[WHAT IS REQUIRED] Copy every line of the records below verbatim, and omit the pictures from your answer.

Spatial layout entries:
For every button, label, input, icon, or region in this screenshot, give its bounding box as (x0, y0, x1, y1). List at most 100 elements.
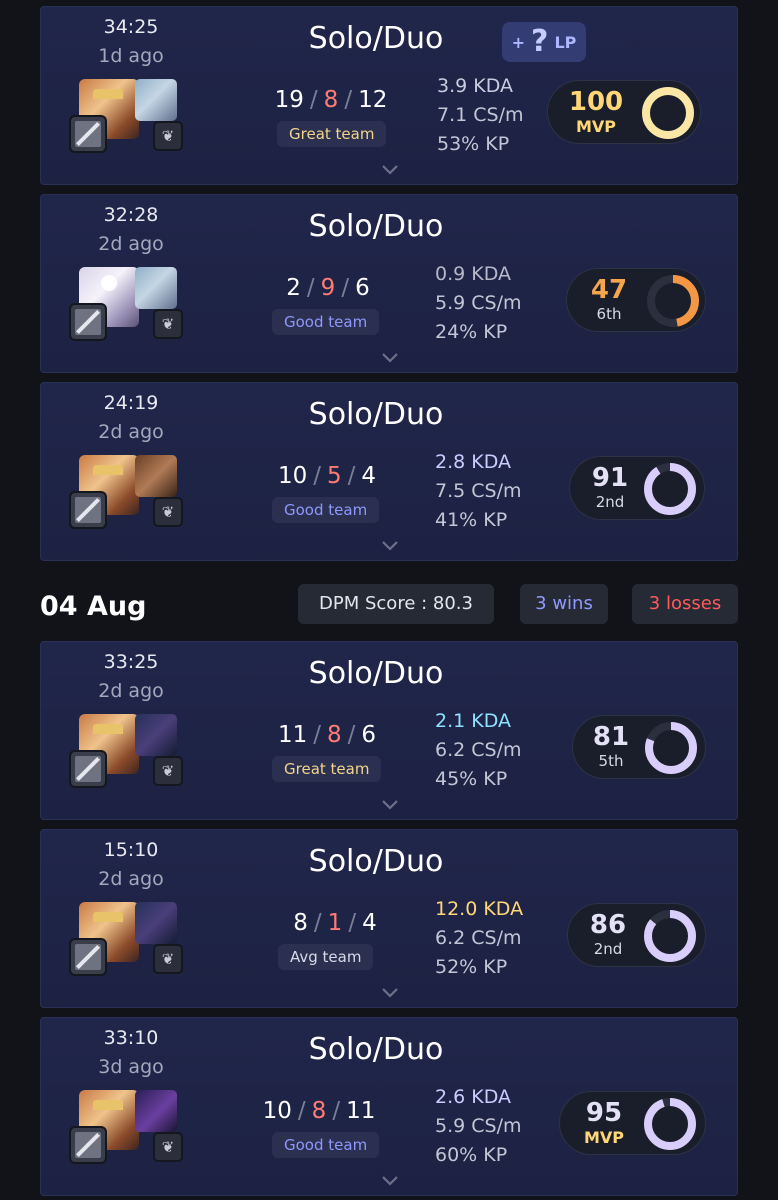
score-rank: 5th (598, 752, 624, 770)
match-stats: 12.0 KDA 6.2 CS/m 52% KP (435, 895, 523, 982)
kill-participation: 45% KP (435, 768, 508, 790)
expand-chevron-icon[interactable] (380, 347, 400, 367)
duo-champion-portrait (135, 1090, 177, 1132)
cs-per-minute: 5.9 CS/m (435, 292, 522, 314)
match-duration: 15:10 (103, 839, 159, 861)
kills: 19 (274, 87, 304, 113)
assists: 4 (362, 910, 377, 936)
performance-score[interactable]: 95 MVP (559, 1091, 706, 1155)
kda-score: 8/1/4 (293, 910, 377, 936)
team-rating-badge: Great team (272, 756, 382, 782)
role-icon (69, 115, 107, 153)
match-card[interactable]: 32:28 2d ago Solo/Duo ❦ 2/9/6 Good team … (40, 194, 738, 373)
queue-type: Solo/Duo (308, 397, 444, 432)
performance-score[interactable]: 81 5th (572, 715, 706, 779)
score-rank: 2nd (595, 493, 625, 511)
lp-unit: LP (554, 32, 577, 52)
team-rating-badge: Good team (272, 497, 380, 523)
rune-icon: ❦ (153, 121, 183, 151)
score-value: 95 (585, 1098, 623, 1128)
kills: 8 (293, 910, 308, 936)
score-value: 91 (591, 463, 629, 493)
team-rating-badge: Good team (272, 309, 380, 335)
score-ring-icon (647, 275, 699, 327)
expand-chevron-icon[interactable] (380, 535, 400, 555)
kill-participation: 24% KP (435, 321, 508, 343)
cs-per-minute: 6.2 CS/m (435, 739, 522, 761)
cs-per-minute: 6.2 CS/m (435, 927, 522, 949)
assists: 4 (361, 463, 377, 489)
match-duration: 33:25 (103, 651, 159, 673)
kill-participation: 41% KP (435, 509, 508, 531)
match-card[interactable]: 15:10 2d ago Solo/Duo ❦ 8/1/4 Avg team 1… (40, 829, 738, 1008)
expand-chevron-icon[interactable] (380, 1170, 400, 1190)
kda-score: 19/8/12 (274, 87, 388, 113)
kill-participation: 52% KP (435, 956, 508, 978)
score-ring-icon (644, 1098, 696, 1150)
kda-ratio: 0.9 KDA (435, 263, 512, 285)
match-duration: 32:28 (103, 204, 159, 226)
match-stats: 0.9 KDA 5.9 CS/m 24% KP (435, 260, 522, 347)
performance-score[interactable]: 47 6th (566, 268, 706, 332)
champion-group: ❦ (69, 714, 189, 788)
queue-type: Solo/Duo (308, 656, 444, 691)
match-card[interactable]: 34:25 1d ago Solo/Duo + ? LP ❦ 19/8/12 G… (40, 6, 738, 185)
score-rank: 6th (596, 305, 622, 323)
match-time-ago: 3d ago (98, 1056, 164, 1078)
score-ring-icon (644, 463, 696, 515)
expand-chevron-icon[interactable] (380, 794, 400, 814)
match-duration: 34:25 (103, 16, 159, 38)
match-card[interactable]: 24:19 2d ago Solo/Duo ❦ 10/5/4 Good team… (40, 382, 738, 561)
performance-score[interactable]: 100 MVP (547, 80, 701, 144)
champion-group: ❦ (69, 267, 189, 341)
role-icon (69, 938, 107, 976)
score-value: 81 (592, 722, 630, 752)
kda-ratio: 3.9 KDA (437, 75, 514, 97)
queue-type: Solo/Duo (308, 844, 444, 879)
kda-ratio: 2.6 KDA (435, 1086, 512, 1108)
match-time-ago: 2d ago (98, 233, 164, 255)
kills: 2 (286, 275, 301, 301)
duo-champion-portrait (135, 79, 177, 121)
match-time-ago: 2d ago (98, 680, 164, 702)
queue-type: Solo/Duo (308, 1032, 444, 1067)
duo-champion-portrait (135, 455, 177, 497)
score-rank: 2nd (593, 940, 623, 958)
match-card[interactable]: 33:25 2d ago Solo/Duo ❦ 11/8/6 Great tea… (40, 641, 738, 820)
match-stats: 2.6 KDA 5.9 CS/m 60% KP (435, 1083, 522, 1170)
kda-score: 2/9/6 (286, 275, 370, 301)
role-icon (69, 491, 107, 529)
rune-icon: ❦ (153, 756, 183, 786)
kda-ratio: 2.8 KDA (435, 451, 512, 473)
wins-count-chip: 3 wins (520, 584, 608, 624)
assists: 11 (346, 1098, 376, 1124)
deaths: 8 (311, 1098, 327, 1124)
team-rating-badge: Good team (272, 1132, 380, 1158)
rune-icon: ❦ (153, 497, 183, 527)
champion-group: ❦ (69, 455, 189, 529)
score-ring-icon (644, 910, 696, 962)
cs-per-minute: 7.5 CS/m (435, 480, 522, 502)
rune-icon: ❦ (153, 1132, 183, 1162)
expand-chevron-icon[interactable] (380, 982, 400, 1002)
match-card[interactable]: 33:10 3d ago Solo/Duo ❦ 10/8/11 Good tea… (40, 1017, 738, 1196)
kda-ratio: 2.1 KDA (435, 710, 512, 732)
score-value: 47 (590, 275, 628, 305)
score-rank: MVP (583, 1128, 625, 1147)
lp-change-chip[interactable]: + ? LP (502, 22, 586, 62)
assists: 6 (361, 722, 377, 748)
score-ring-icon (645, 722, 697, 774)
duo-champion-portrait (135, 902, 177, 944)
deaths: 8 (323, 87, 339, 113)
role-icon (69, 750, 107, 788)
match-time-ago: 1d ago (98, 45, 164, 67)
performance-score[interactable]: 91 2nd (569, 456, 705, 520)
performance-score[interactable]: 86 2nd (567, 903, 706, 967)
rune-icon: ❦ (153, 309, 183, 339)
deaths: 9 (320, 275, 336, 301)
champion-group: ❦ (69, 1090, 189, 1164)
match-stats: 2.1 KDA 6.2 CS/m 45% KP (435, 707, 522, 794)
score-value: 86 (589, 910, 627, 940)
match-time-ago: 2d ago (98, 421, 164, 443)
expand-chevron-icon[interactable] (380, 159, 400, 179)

[TASK ANSWER]
For every button, label, input, icon, or region in this screenshot, give its bounding box as (x0, y0, x1, y1). List at most 100 elements.
score-rank: 5th (598, 752, 624, 770)
match-stats: 12.0 KDA 6.2 CS/m 52% KP (435, 895, 523, 982)
kill-participation: 45% KP (435, 768, 508, 790)
expand-chevron-icon[interactable] (380, 347, 400, 367)
duo-champion-portrait (135, 1090, 177, 1132)
cs-per-minute: 5.9 CS/m (435, 292, 522, 314)
match-duration: 15:10 (103, 839, 159, 861)
kills: 19 (274, 87, 304, 113)
assists: 4 (362, 910, 377, 936)
performance-score[interactable]: 95 MVP (559, 1091, 706, 1155)
kda-score: 8/1/4 (293, 910, 377, 936)
team-rating-badge: Great team (272, 756, 382, 782)
role-icon (69, 115, 107, 153)
match-card[interactable]: 32:28 2d ago Solo/Duo ❦ 2/9/6 Good team … (40, 194, 738, 373)
queue-type: Solo/Duo (308, 397, 444, 432)
performance-score[interactable]: 81 5th (572, 715, 706, 779)
score-rank: 2nd (595, 493, 625, 511)
lp-unit: LP (554, 32, 577, 52)
team-rating-badge: Good team (272, 497, 380, 523)
rune-icon: ❦ (153, 121, 183, 151)
score-value: 95 (585, 1098, 623, 1128)
kills: 8 (293, 910, 308, 936)
score-value: 91 (591, 463, 629, 493)
team-rating-badge: Good team (272, 309, 380, 335)
score-ring-icon (647, 275, 699, 327)
expand-chevron-icon[interactable] (380, 535, 400, 555)
kill-participation: 24% KP (435, 321, 508, 343)
cs-per-minute: 6.2 CS/m (435, 739, 522, 761)
cs-per-minute: 6.2 CS/m (435, 927, 522, 949)
assists: 4 (361, 463, 377, 489)
match-duration: 33:25 (103, 651, 159, 673)
kill-participation: 41% KP (435, 509, 508, 531)
match-card[interactable]: 15:10 2d ago Solo/Duo ❦ 8/1/4 Avg team 1… (40, 829, 738, 1008)
expand-chevron-icon[interactable] (380, 1170, 400, 1190)
kda-score: 19/8/12 (274, 87, 388, 113)
kill-participation: 52% KP (435, 956, 508, 978)
score-ring-icon (644, 1098, 696, 1150)
kda-ratio: 0.9 KDA (435, 263, 512, 285)
match-duration: 32:28 (103, 204, 159, 226)
match-stats: 0.9 KDA 5.9 CS/m 24% KP (435, 260, 522, 347)
performance-score[interactable]: 47 6th (566, 268, 706, 332)
champion-group: ❦ (69, 714, 189, 788)
queue-type: Solo/Duo (308, 656, 444, 691)
match-card[interactable]: 34:25 1d ago Solo/Duo + ? LP ❦ 19/8/12 G… (40, 6, 738, 185)
score-rank: 6th (596, 305, 622, 323)
match-time-ago: 3d ago (98, 1056, 164, 1078)
score-ring-icon (644, 463, 696, 515)
expand-chevron-icon[interactable] (380, 794, 400, 814)
match-duration: 34:25 (103, 16, 159, 38)
match-card[interactable]: 24:19 2d ago Solo/Duo ❦ 10/5/4 Good team… (40, 382, 738, 561)
performance-score[interactable]: 100 MVP (547, 80, 701, 144)
champion-group: ❦ (69, 267, 189, 341)
role-icon (69, 938, 107, 976)
score-value: 81 (592, 722, 630, 752)
kda-ratio: 3.9 KDA (437, 75, 514, 97)
queue-type: Solo/Duo (308, 844, 444, 879)
kda-ratio: 2.6 KDA (435, 1086, 512, 1108)
match-time-ago: 2d ago (98, 233, 164, 255)
kills: 2 (286, 275, 301, 301)
duo-champion-portrait (135, 79, 177, 121)
match-time-ago: 2d ago (98, 680, 164, 702)
queue-type: Solo/Duo (308, 1032, 444, 1067)
duo-champion-portrait (135, 455, 177, 497)
score-rank: 2nd (593, 940, 623, 958)
match-card[interactable]: 33:25 2d ago Solo/Duo ❦ 11/8/6 Great tea… (40, 641, 738, 820)
match-stats: 2.6 KDA 5.9 CS/m 60% KP (435, 1083, 522, 1170)
kda-score: 2/9/6 (286, 275, 370, 301)
role-icon (69, 491, 107, 529)
rune-icon: ❦ (153, 756, 183, 786)
kda-ratio: 2.8 KDA (435, 451, 512, 473)
wins-count-chip: 3 wins (520, 584, 608, 624)
assists: 11 (346, 1098, 376, 1124)
deaths: 8 (311, 1098, 327, 1124)
team-rating-badge: Good team (272, 1132, 380, 1158)
rune-icon: ❦ (153, 497, 183, 527)
champion-group: ❦ (69, 455, 189, 529)
score-ring-icon (644, 910, 696, 962)
cs-per-minute: 7.5 CS/m (435, 480, 522, 502)
rune-icon: ❦ (153, 1132, 183, 1162)
expand-chevron-icon[interactable] (380, 982, 400, 1002)
match-card[interactable]: 33:10 3d ago Solo/Duo ❦ 10/8/11 Good tea… (40, 1017, 738, 1196)
kda-ratio: 2.1 KDA (435, 710, 512, 732)
score-value: 47 (590, 275, 628, 305)
score-rank: MVP (583, 1128, 625, 1147)
lp-change-chip[interactable]: + ? LP (502, 22, 586, 62)
assists: 6 (361, 722, 377, 748)
score-ring-icon (645, 722, 697, 774)
duo-champion-portrait (135, 902, 177, 944)
deaths: 8 (323, 87, 339, 113)
role-icon (69, 750, 107, 788)
match-time-ago: 1d ago (98, 45, 164, 67)
performance-score[interactable]: 91 2nd (569, 456, 705, 520)
performance-score[interactable]: 86 2nd (567, 903, 706, 967)
rune-icon: ❦ (153, 309, 183, 339)
deaths: 9 (320, 275, 336, 301)
champion-group: ❦ (69, 1090, 189, 1164)
match-stats: 2.1 KDA 6.2 CS/m 45% KP (435, 707, 522, 794)
score-value: 86 (589, 910, 627, 940)
match-time-ago: 2d ago (98, 421, 164, 443)
expand-chevron-icon[interactable] (380, 159, 400, 179)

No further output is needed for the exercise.